Output every entry exactly, from the first line to the last.

## Data rows
/---
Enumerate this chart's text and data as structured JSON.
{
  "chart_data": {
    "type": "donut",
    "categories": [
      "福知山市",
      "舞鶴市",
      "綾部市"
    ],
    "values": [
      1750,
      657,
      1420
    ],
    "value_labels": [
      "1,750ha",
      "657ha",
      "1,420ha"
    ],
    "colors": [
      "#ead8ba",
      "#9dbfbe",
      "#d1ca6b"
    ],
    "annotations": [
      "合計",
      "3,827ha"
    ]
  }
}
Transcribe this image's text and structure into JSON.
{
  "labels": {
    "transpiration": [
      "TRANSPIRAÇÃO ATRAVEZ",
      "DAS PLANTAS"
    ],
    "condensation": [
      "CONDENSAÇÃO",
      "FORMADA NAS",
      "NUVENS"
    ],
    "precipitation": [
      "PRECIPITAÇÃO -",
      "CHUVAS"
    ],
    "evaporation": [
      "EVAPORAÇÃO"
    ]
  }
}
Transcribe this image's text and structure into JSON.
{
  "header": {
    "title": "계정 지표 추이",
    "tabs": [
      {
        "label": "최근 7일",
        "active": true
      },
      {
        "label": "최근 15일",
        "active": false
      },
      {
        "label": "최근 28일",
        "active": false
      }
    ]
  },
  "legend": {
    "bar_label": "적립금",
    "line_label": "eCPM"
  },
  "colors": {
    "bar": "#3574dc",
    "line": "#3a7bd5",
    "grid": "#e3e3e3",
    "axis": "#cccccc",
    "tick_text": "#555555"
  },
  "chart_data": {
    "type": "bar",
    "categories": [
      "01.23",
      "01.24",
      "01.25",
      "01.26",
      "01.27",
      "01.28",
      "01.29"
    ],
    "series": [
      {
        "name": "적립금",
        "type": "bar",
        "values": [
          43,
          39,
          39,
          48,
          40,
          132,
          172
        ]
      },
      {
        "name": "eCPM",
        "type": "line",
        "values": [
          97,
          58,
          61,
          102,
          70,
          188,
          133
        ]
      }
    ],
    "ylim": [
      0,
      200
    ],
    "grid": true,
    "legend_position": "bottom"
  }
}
\---
## Finished exercise
Enumerate this chart's text and data as structured JSON.
{
  "chart_data": {
    "type": "donut",
    "categories": [
      "福知山市",
      "舞鶴市",
      "綾部市"
    ],
    "values": [
      1750,
      657,
      1420
    ],
    "value_labels": [
      "1,750ha",
      "657ha",
      "1,420ha"
    ],
    "colors": [
      "#ead8ba",
      "#9dbfbe",
      "#d1ca6b"
    ],
    "annotations": [
      "合計",
      "3,827ha"
    ]
  }
}
Transcribe this image's text and structure into JSON.
{
  "labels": {
    "transpiration": [
      "TRANSPIRAÇÃO ATRAVEZ",
      "DAS PLANTAS"
    ],
    "condensation": [
      "CONDENSAÇÃO",
      "FORMADA NAS",
      "NUVENS"
    ],
    "precipitation": [
      "PRECIPITAÇÃO -",
      "CHUVAS"
    ],
    "evaporation": [
      "EVAPORAÇÃO"
    ]
  }
}
Transcribe this image's text and structure into JSON.
{
  "header": {
    "title": "계정 지표 추이",
    "tabs": [
      {
        "label": "최근 7일",
        "active": true
      },
      {
        "label": "최근 15일",
        "active": false
      },
      {
        "label": "최근 28일",
        "active": false
      }
    ]
  },
  "legend": {
    "bar_label": "적립금",
    "line_label": "eCPM"
  },
  "colors": {
    "bar": "#3574dc",
    "line": "#3a7bd5",
    "grid": "#e3e3e3",
    "axis": "#cccccc",
    "tick_text": "#555555"
  },
  "chart_data": {
    "type": "bar",
    "categories": [
      "01.23",
      "01.24",
      "01.25",
      "01.26",
      "01.27",
      "01.28",
      "01.29"
    ],
    "series": [
      {
        "name": "적립금",
        "type": "bar",
        "values": [
          43,
          39,
          39,
          48,
          40,
          132,
          172
        ]
      },
      {
        "name": "eCPM",
        "type": "line",
        "values": [
          97,
          58,
          61,
          102,
          70,
          188,
          133
        ]
      }
    ],
    "ylim": [
      0,
      200
    ],
    "grid": true,
    "legend_position": "bottom"
  }
}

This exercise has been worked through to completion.